Stated task. From the listing below, pull out the lines that hold "grid".

Given records.
+---+

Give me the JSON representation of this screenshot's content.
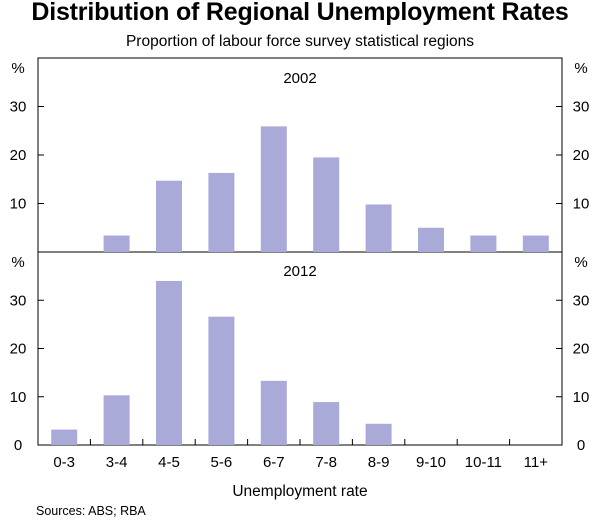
{
  "header": {
    "title": "Distribution of Regional Unemployment Rates",
    "subtitle": "Proportion of labour force survey statistical regions"
  },
  "footer": {
    "source": "Sources: ABS; RBA"
  },
  "chart_data": {
    "type": "bar",
    "title": "Distribution of Regional Unemployment Rates",
    "subtitle": "Proportion of labour force survey statistical regions",
    "xlabel": "Unemployment rate",
    "ylabel": "%",
    "bar_color": "#aaaad8",
    "categories": [
      "0-3",
      "3-4",
      "4-5",
      "5-6",
      "6-7",
      "7-8",
      "8-9",
      "9-10",
      "10-11",
      "11+"
    ],
    "panels": [
      {
        "name": "2002",
        "ylim": [
          0,
          40
        ],
        "yticks": [
          10,
          20,
          30
        ],
        "values": [
          0,
          3.4,
          14.7,
          16.3,
          25.9,
          19.5,
          9.8,
          5.0,
          3.4,
          3.4
        ]
      },
      {
        "name": "2012",
        "ylim": [
          0,
          40
        ],
        "yticks": [
          0,
          10,
          20,
          30
        ],
        "values": [
          3.2,
          10.3,
          34.0,
          26.6,
          13.3,
          8.9,
          4.4,
          0,
          0,
          0
        ]
      }
    ],
    "grid": false,
    "legend": "none"
  }
}
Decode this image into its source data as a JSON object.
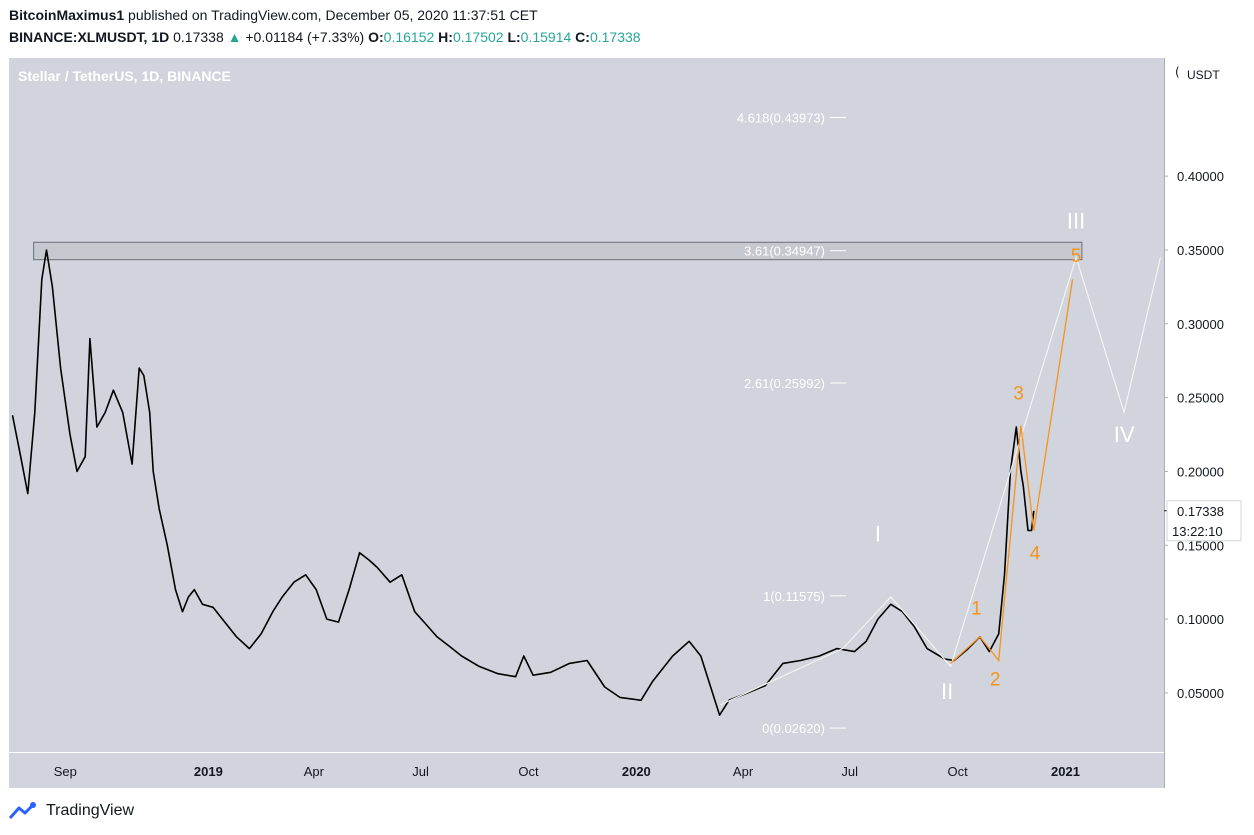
{
  "header": {
    "author": "BitcoinMaximus1",
    "published": "published on TradingView.com, December 05, 2020 11:37:51 CET",
    "symbol": "BINANCE:XLMUSDT, 1D",
    "last": "0.17338",
    "change": "+0.01184 (+7.33%)",
    "o_label": "O:",
    "o": "0.16152",
    "h_label": "H:",
    "h": "0.17502",
    "l_label": "L:",
    "l": "0.15914",
    "c_label": "C:",
    "c": "0.17338"
  },
  "legend": "Stellar / TetherUS, 1D, BINANCE",
  "colors": {
    "plot_bg": "#d1d4dc",
    "candle": "#000000",
    "wave": "#f7931a",
    "projection": "#f5f5f5",
    "fib_text": "#ffffff",
    "positive": "#26a69a"
  },
  "chart_data": {
    "type": "line",
    "series": [
      {
        "x": [
          "2018-07-18",
          "2018-07-25",
          "2018-07-31",
          "2018-08-06",
          "2018-08-12",
          "2018-08-16",
          "2018-08-21",
          "2018-08-28",
          "2018-09-05",
          "2018-09-11",
          "2018-09-18",
          "2018-09-22",
          "2018-09-28",
          "2018-10-05",
          "2018-10-12",
          "2018-10-20",
          "2018-10-28",
          "2018-11-03",
          "2018-11-07",
          "2018-11-12",
          "2018-11-15",
          "2018-11-20",
          "2018-11-27",
          "2018-12-04",
          "2018-12-10",
          "2018-12-15",
          "2018-12-20",
          "2018-12-27",
          "2019-01-05",
          "2019-01-15",
          "2019-01-25",
          "2019-02-05",
          "2019-02-15",
          "2019-02-25",
          "2019-03-05",
          "2019-03-15",
          "2019-03-25",
          "2019-04-03",
          "2019-04-12",
          "2019-04-22",
          "2019-05-01",
          "2019-05-10",
          "2019-05-18",
          "2019-05-25",
          "2019-06-05",
          "2019-06-15",
          "2019-06-26",
          "2019-07-05",
          "2019-07-15",
          "2019-07-25",
          "2019-08-05",
          "2019-08-20",
          "2019-09-05",
          "2019-09-20",
          "2019-09-27",
          "2019-10-05",
          "2019-10-20",
          "2019-11-05",
          "2019-11-20",
          "2019-12-05",
          "2019-12-18",
          "2020-01-05",
          "2020-01-15",
          "2020-02-01",
          "2020-02-15",
          "2020-02-25",
          "2020-03-12",
          "2020-03-20",
          "2020-04-05",
          "2020-04-20",
          "2020-05-05",
          "2020-05-20",
          "2020-06-05",
          "2020-06-20",
          "2020-07-05",
          "2020-07-15",
          "2020-07-25",
          "2020-08-05",
          "2020-08-15",
          "2020-08-25",
          "2020-09-05",
          "2020-09-20",
          "2020-09-28",
          "2020-10-10",
          "2020-10-20",
          "2020-10-28",
          "2020-11-05",
          "2020-11-10",
          "2020-11-15",
          "2020-11-20",
          "2020-11-24",
          "2020-11-26",
          "2020-11-30",
          "2020-12-03",
          "2020-12-05"
        ],
        "y": [
          0.238,
          0.21,
          0.185,
          0.24,
          0.33,
          0.35,
          0.325,
          0.27,
          0.225,
          0.2,
          0.21,
          0.29,
          0.23,
          0.24,
          0.255,
          0.24,
          0.205,
          0.27,
          0.265,
          0.24,
          0.2,
          0.175,
          0.15,
          0.12,
          0.105,
          0.115,
          0.12,
          0.11,
          0.108,
          0.098,
          0.088,
          0.08,
          0.09,
          0.105,
          0.115,
          0.125,
          0.13,
          0.12,
          0.1,
          0.098,
          0.12,
          0.145,
          0.14,
          0.135,
          0.125,
          0.13,
          0.105,
          0.097,
          0.088,
          0.082,
          0.075,
          0.068,
          0.063,
          0.061,
          0.075,
          0.062,
          0.064,
          0.07,
          0.072,
          0.054,
          0.047,
          0.045,
          0.058,
          0.075,
          0.085,
          0.075,
          0.035,
          0.045,
          0.05,
          0.055,
          0.07,
          0.072,
          0.075,
          0.08,
          0.078,
          0.085,
          0.1,
          0.11,
          0.105,
          0.095,
          0.08,
          0.073,
          0.072,
          0.08,
          0.088,
          0.078,
          0.09,
          0.13,
          0.2,
          0.23,
          0.2,
          0.19,
          0.16,
          0.16,
          0.17338
        ]
      }
    ],
    "fib_levels": [
      {
        "label": "4.618(0.43973)",
        "value": 0.43973
      },
      {
        "label": "3.61(0.34947)",
        "value": 0.34947
      },
      {
        "label": "2.61(0.25992)",
        "value": 0.25992
      },
      {
        "label": "1(0.11575)",
        "value": 0.11575
      },
      {
        "label": "0(0.02620)",
        "value": 0.0262
      }
    ],
    "resistance_zone": {
      "from": 0.3434,
      "to": 0.3552,
      "start": "2018-08-05",
      "end": "2021-01-15"
    },
    "projection": {
      "x": [
        "2020-03-13",
        "2020-06-25",
        "2020-08-05",
        "2020-09-25",
        "2021-01-10",
        "2021-02-20",
        "2021-03-23"
      ],
      "y": [
        0.042,
        0.08,
        0.115,
        0.068,
        0.345,
        0.24,
        0.345
      ],
      "labels": [
        {
          "text": "I",
          "x": "2020-07-25",
          "y": 0.1525
        },
        {
          "text": "II",
          "x": "2020-09-22",
          "y": 0.046
        },
        {
          "text": "III",
          "x": "2021-01-10",
          "y": 0.3645
        },
        {
          "text": "IV",
          "x": "2021-02-20",
          "y": 0.22
        }
      ]
    },
    "waves": {
      "x": [
        "2020-09-25",
        "2020-10-20",
        "2020-11-05",
        "2020-11-24",
        "2020-12-05",
        "2021-01-07"
      ],
      "y": [
        0.07,
        0.088,
        0.072,
        0.231,
        0.16,
        0.33
      ],
      "labels": [
        {
          "text": "1",
          "x": "2020-10-17",
          "y": 0.103
        },
        {
          "text": "2",
          "x": "2020-11-02",
          "y": 0.055
        },
        {
          "text": "3",
          "x": "2020-11-22",
          "y": 0.2487
        },
        {
          "text": "4",
          "x": "2020-12-06",
          "y": 0.1405
        },
        {
          "text": "5",
          "x": "2021-01-10",
          "y": 0.342
        }
      ]
    },
    "x_ticks": [
      {
        "label": "Sep",
        "x": "2018-09-01",
        "bold": false
      },
      {
        "label": "2019",
        "x": "2019-01-01",
        "bold": true
      },
      {
        "label": "Apr",
        "x": "2019-04-01",
        "bold": false
      },
      {
        "label": "Jul",
        "x": "2019-07-01",
        "bold": false
      },
      {
        "label": "Oct",
        "x": "2019-10-01",
        "bold": false
      },
      {
        "label": "2020",
        "x": "2020-01-01",
        "bold": true
      },
      {
        "label": "Apr",
        "x": "2020-04-01",
        "bold": false
      },
      {
        "label": "Jul",
        "x": "2020-07-01",
        "bold": false
      },
      {
        "label": "Oct",
        "x": "2020-10-01",
        "bold": false
      },
      {
        "label": "2021",
        "x": "2021-01-01",
        "bold": true
      }
    ],
    "y_ticks": [
      "0.40000",
      "0.35000",
      "0.30000",
      "0.25000",
      "0.20000",
      "0.15000",
      "0.10000",
      "0.05000"
    ],
    "y_unit": "USDT",
    "price_marker": {
      "value": 0.17338,
      "label": "0.17338",
      "countdown": "13:22:10"
    },
    "xlim": [
      "2018-07-15",
      "2021-03-26"
    ],
    "ylim": [
      0.01,
      0.48
    ],
    "grid": false
  },
  "footer": {
    "brand": "TradingView"
  }
}
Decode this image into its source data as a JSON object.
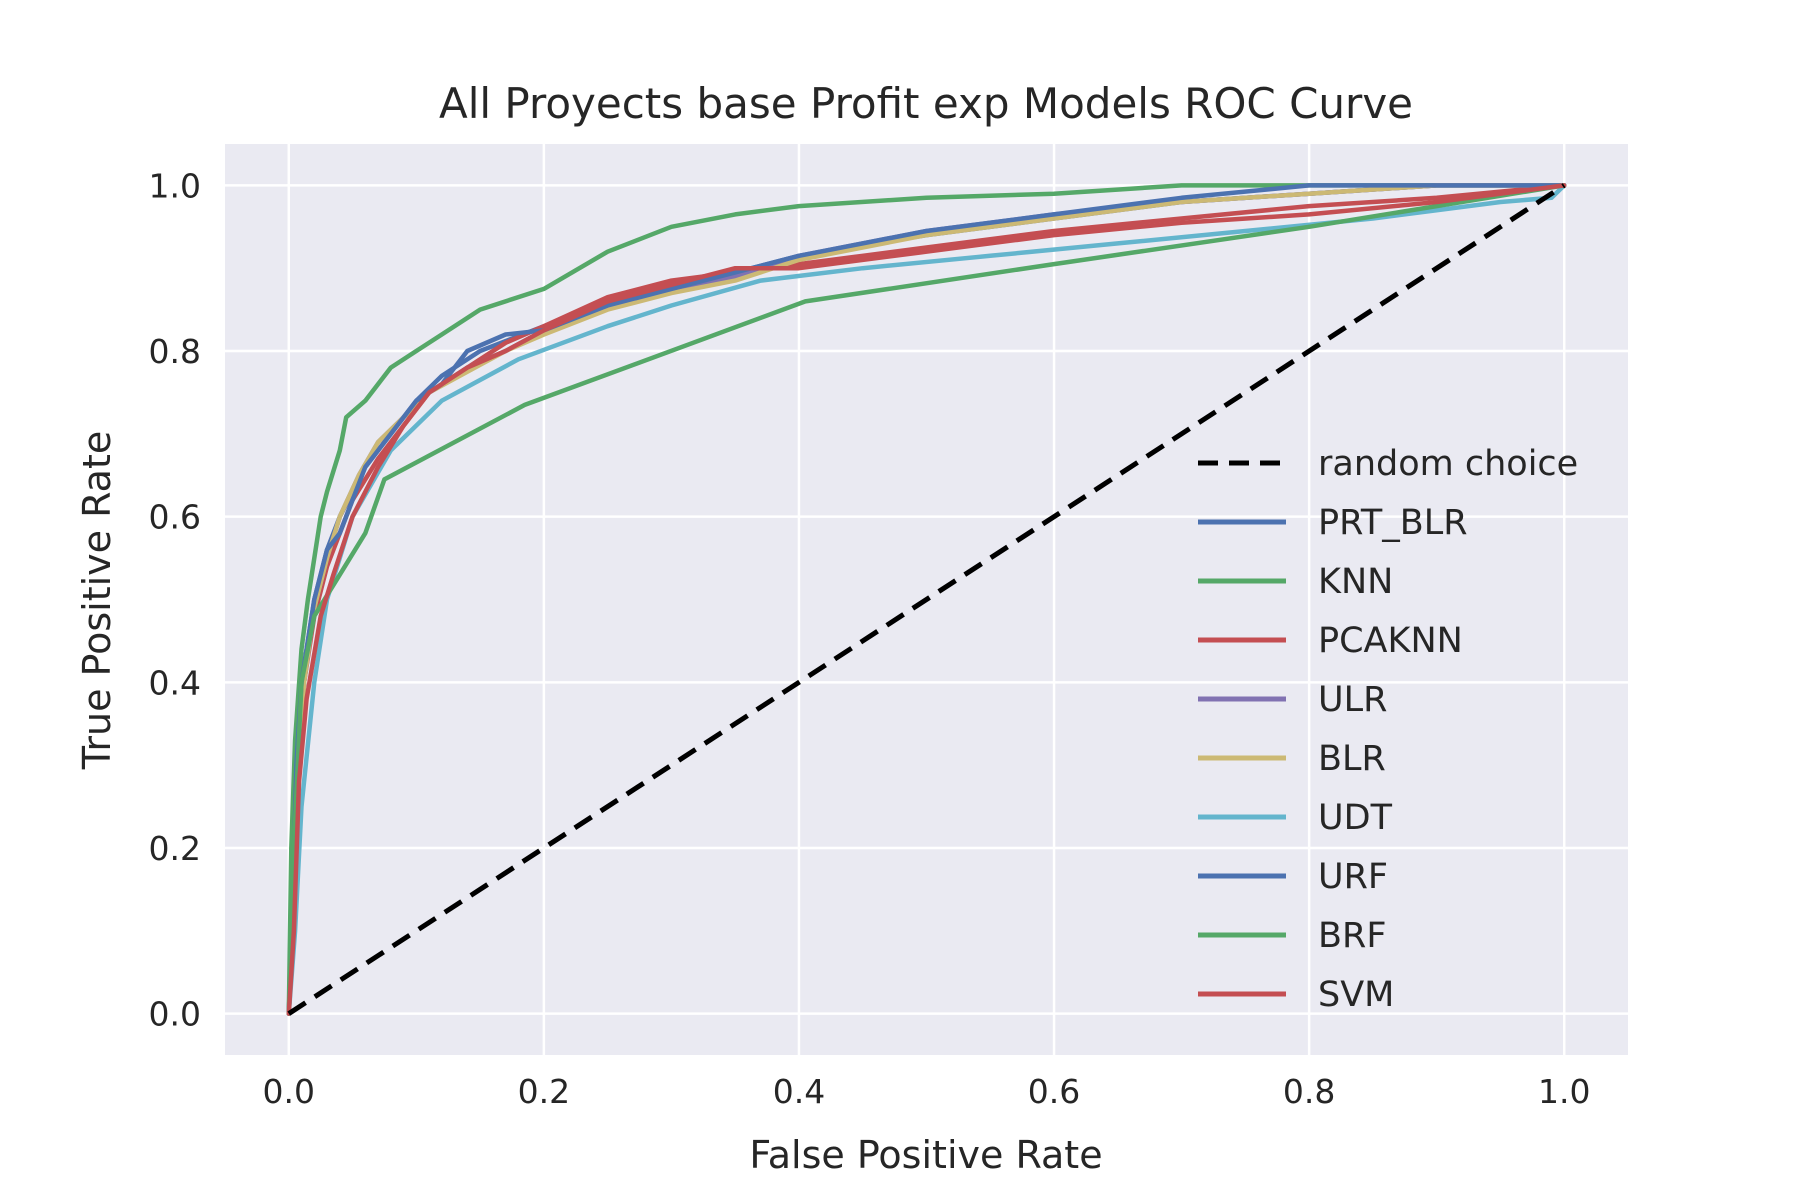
{
  "chart_data": {
    "type": "line",
    "title": "All Proyects base Profit exp Models ROC Curve",
    "xlabel": "False Positive Rate",
    "ylabel": "True Positive Rate",
    "xlim": [
      -0.05,
      1.05
    ],
    "ylim": [
      -0.05,
      1.05
    ],
    "xticks": [
      "0.0",
      "0.2",
      "0.4",
      "0.6",
      "0.8",
      "1.0"
    ],
    "yticks": [
      "0.0",
      "0.2",
      "0.4",
      "0.6",
      "0.8",
      "1.0"
    ],
    "grid": true,
    "legend_position": "lower-right",
    "colors": {
      "background": "#eaeaf2",
      "grid": "#ffffff",
      "blue": "#4c72b0",
      "green": "#55a868",
      "red": "#c44e52",
      "purple": "#8172b2",
      "yellow": "#ccb974",
      "cyan": "#64b5cd",
      "random": "#000000"
    },
    "series": [
      {
        "name": "random choice",
        "color": "#000000",
        "dashed": true,
        "points": [
          [
            0,
            0
          ],
          [
            1,
            1
          ]
        ]
      },
      {
        "name": "PRT_BLR",
        "color": "#4c72b0",
        "points": [
          [
            0,
            0
          ],
          [
            0.003,
            0.12
          ],
          [
            0.006,
            0.3
          ],
          [
            0.01,
            0.4
          ],
          [
            0.02,
            0.5
          ],
          [
            0.03,
            0.56
          ],
          [
            0.04,
            0.6
          ],
          [
            0.05,
            0.63
          ],
          [
            0.06,
            0.66
          ],
          [
            0.08,
            0.7
          ],
          [
            0.1,
            0.74
          ],
          [
            0.12,
            0.77
          ],
          [
            0.15,
            0.8
          ],
          [
            0.2,
            0.83
          ],
          [
            0.25,
            0.86
          ],
          [
            0.3,
            0.88
          ],
          [
            0.35,
            0.895
          ],
          [
            0.4,
            0.915
          ],
          [
            0.5,
            0.94
          ],
          [
            0.6,
            0.96
          ],
          [
            0.7,
            0.98
          ],
          [
            0.8,
            0.99
          ],
          [
            0.9,
            1.0
          ],
          [
            1.0,
            1.0
          ]
        ]
      },
      {
        "name": "KNN",
        "color": "#55a868",
        "points": [
          [
            0,
            0
          ],
          [
            0.002,
            0.2
          ],
          [
            0.005,
            0.33
          ],
          [
            0.01,
            0.44
          ],
          [
            0.015,
            0.5
          ],
          [
            0.02,
            0.55
          ],
          [
            0.025,
            0.6
          ],
          [
            0.03,
            0.63
          ],
          [
            0.04,
            0.68
          ],
          [
            0.045,
            0.72
          ],
          [
            0.06,
            0.74
          ],
          [
            0.08,
            0.78
          ],
          [
            0.1,
            0.8
          ],
          [
            0.12,
            0.82
          ],
          [
            0.15,
            0.85
          ],
          [
            0.2,
            0.875
          ],
          [
            0.25,
            0.92
          ],
          [
            0.3,
            0.95
          ],
          [
            0.35,
            0.965
          ],
          [
            0.4,
            0.975
          ],
          [
            0.5,
            0.985
          ],
          [
            0.6,
            0.99
          ],
          [
            0.7,
            1.0
          ],
          [
            1.0,
            1.0
          ]
        ]
      },
      {
        "name": "PCAKNN",
        "color": "#c44e52",
        "points": [
          [
            0,
            0
          ],
          [
            0.004,
            0.12
          ],
          [
            0.008,
            0.3
          ],
          [
            0.012,
            0.4
          ],
          [
            0.02,
            0.48
          ],
          [
            0.03,
            0.54
          ],
          [
            0.04,
            0.58
          ],
          [
            0.05,
            0.62
          ],
          [
            0.07,
            0.67
          ],
          [
            0.09,
            0.71
          ],
          [
            0.11,
            0.75
          ],
          [
            0.14,
            0.78
          ],
          [
            0.17,
            0.81
          ],
          [
            0.2,
            0.83
          ],
          [
            0.25,
            0.865
          ],
          [
            0.3,
            0.885
          ],
          [
            0.35,
            0.895
          ],
          [
            0.4,
            0.905
          ],
          [
            0.45,
            0.915
          ],
          [
            0.5,
            0.925
          ],
          [
            0.6,
            0.945
          ],
          [
            0.7,
            0.96
          ],
          [
            0.8,
            0.975
          ],
          [
            0.9,
            0.985
          ],
          [
            1.0,
            1.0
          ]
        ]
      },
      {
        "name": "ULR",
        "color": "#8172b2",
        "points": [
          [
            0,
            0
          ],
          [
            0.004,
            0.12
          ],
          [
            0.008,
            0.3
          ],
          [
            0.012,
            0.4
          ],
          [
            0.02,
            0.49
          ],
          [
            0.03,
            0.55
          ],
          [
            0.04,
            0.6
          ],
          [
            0.055,
            0.65
          ],
          [
            0.07,
            0.69
          ],
          [
            0.09,
            0.72
          ],
          [
            0.11,
            0.75
          ],
          [
            0.14,
            0.78
          ],
          [
            0.17,
            0.8
          ],
          [
            0.2,
            0.825
          ],
          [
            0.25,
            0.855
          ],
          [
            0.3,
            0.875
          ],
          [
            0.35,
            0.89
          ],
          [
            0.4,
            0.915
          ],
          [
            0.5,
            0.945
          ],
          [
            0.6,
            0.965
          ],
          [
            0.7,
            0.98
          ],
          [
            0.8,
            0.99
          ],
          [
            0.9,
            1.0
          ],
          [
            1.0,
            1.0
          ]
        ]
      },
      {
        "name": "BLR",
        "color": "#ccb974",
        "points": [
          [
            0,
            0
          ],
          [
            0.004,
            0.12
          ],
          [
            0.008,
            0.3
          ],
          [
            0.012,
            0.4
          ],
          [
            0.02,
            0.49
          ],
          [
            0.03,
            0.55
          ],
          [
            0.04,
            0.6
          ],
          [
            0.055,
            0.65
          ],
          [
            0.07,
            0.69
          ],
          [
            0.09,
            0.72
          ],
          [
            0.11,
            0.75
          ],
          [
            0.14,
            0.775
          ],
          [
            0.17,
            0.8
          ],
          [
            0.2,
            0.82
          ],
          [
            0.25,
            0.85
          ],
          [
            0.3,
            0.87
          ],
          [
            0.35,
            0.885
          ],
          [
            0.4,
            0.91
          ],
          [
            0.5,
            0.94
          ],
          [
            0.6,
            0.96
          ],
          [
            0.7,
            0.98
          ],
          [
            0.8,
            0.99
          ],
          [
            0.9,
            1.0
          ],
          [
            1.0,
            1.0
          ]
        ]
      },
      {
        "name": "UDT",
        "color": "#64b5cd",
        "points": [
          [
            0,
            0
          ],
          [
            0.005,
            0.1
          ],
          [
            0.01,
            0.25
          ],
          [
            0.02,
            0.4
          ],
          [
            0.03,
            0.5
          ],
          [
            0.05,
            0.6
          ],
          [
            0.08,
            0.68
          ],
          [
            0.12,
            0.74
          ],
          [
            0.18,
            0.79
          ],
          [
            0.25,
            0.83
          ],
          [
            0.3,
            0.855
          ],
          [
            0.37,
            0.885
          ],
          [
            0.45,
            0.9
          ],
          [
            0.55,
            0.915
          ],
          [
            0.65,
            0.93
          ],
          [
            0.75,
            0.945
          ],
          [
            0.85,
            0.96
          ],
          [
            0.95,
            0.98
          ],
          [
            0.99,
            0.985
          ],
          [
            1.0,
            1.0
          ]
        ]
      },
      {
        "name": "URF",
        "color": "#4c72b0",
        "points": [
          [
            0,
            0
          ],
          [
            0.003,
            0.12
          ],
          [
            0.006,
            0.3
          ],
          [
            0.01,
            0.4
          ],
          [
            0.02,
            0.5
          ],
          [
            0.03,
            0.56
          ],
          [
            0.04,
            0.58
          ],
          [
            0.05,
            0.62
          ],
          [
            0.06,
            0.66
          ],
          [
            0.08,
            0.7
          ],
          [
            0.1,
            0.74
          ],
          [
            0.12,
            0.76
          ],
          [
            0.14,
            0.8
          ],
          [
            0.17,
            0.82
          ],
          [
            0.2,
            0.825
          ],
          [
            0.25,
            0.855
          ],
          [
            0.3,
            0.875
          ],
          [
            0.35,
            0.895
          ],
          [
            0.4,
            0.915
          ],
          [
            0.5,
            0.945
          ],
          [
            0.6,
            0.965
          ],
          [
            0.7,
            0.985
          ],
          [
            0.8,
            1.0
          ],
          [
            1.0,
            1.0
          ]
        ]
      },
      {
        "name": "BRF",
        "color": "#55a868",
        "points": [
          [
            0,
            0
          ],
          [
            0.004,
            0.2
          ],
          [
            0.01,
            0.4
          ],
          [
            0.02,
            0.48
          ],
          [
            0.04,
            0.53
          ],
          [
            0.06,
            0.58
          ],
          [
            0.075,
            0.645
          ],
          [
            0.185,
            0.735
          ],
          [
            0.405,
            0.86
          ],
          [
            0.6,
            0.905
          ],
          [
            0.8,
            0.95
          ],
          [
            1.0,
            1.0
          ]
        ]
      },
      {
        "name": "SVM",
        "color": "#c44e52",
        "points": [
          [
            0,
            0
          ],
          [
            0.004,
            0.1
          ],
          [
            0.008,
            0.28
          ],
          [
            0.014,
            0.38
          ],
          [
            0.025,
            0.48
          ],
          [
            0.035,
            0.53
          ],
          [
            0.05,
            0.6
          ],
          [
            0.07,
            0.66
          ],
          [
            0.09,
            0.71
          ],
          [
            0.11,
            0.75
          ],
          [
            0.14,
            0.78
          ],
          [
            0.17,
            0.8
          ],
          [
            0.2,
            0.825
          ],
          [
            0.25,
            0.86
          ],
          [
            0.3,
            0.88
          ],
          [
            0.35,
            0.9
          ],
          [
            0.4,
            0.9
          ],
          [
            0.45,
            0.91
          ],
          [
            0.5,
            0.92
          ],
          [
            0.6,
            0.94
          ],
          [
            0.7,
            0.955
          ],
          [
            0.8,
            0.965
          ],
          [
            0.9,
            0.98
          ],
          [
            1.0,
            1.0
          ]
        ]
      }
    ]
  }
}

+---+

Exercise answer.
    "grid": false,
    "grid": false
    "grid": true,
      "grid": "#ffffff",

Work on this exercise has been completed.